**What needs to be done:** Below are some records; reproduce every one of them exactly.

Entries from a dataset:
▽
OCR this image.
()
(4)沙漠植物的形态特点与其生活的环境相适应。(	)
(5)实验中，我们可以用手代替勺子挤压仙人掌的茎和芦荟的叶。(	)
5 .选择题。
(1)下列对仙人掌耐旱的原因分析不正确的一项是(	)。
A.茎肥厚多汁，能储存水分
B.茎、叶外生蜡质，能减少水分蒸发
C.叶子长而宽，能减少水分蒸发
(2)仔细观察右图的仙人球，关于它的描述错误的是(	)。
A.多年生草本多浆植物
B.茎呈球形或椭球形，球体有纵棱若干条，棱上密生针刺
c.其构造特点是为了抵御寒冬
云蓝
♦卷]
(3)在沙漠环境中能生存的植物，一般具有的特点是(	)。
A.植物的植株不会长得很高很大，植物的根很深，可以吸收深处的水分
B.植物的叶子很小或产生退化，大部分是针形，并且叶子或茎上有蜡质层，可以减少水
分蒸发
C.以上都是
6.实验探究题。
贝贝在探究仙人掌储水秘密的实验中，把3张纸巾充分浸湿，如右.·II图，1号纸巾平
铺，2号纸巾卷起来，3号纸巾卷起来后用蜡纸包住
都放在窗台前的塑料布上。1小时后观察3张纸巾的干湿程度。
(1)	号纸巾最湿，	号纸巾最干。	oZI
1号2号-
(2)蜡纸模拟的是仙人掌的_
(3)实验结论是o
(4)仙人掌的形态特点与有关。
△
**Answer to this exercise:**
OCR this image.
()
(4)沙漠植物的形态特点与其生活的环境相适应。(	)
(5)实验中，我们可以用手代替勺子挤压仙人掌的茎和芦荟的叶。(	)
5 .选择题。
(1)下列对仙人掌耐旱的原因分析不正确的一项是(	)。
A.茎肥厚多汁，能储存水分
B.茎、叶外生蜡质，能减少水分蒸发
C.叶子长而宽，能减少水分蒸发
(2)仔细观察右图的仙人球，关于它的描述错误的是(	)。
A.多年生草本多浆植物
B.茎呈球形或椭球形，球体有纵棱若干条，棱上密生针刺
c.其构造特点是为了抵御寒冬
云蓝
♦卷]
(3)在沙漠环境中能生存的植物，一般具有的特点是(	)。
A.植物的植株不会长得很高很大，植物的根很深，可以吸收深处的水分
B.植物的叶子很小或产生退化，大部分是针形，并且叶子或茎上有蜡质层，可以减少水
分蒸发
C.以上都是
6.实验探究题。
贝贝在探究仙人掌储水秘密的实验中，把3张纸巾充分浸湿，如右.·II图，1号纸巾平
铺，2号纸巾卷起来，3号纸巾卷起来后用蜡纸包住
都放在窗台前的塑料布上。1小时后观察3张纸巾的干湿程度。
(1)	号纸巾最湿，	号纸巾最干。	oZI
1号2号-
(2)蜡纸模拟的是仙人掌的_
(3)实验结论是o
(4)仙人掌的形态特点与有关。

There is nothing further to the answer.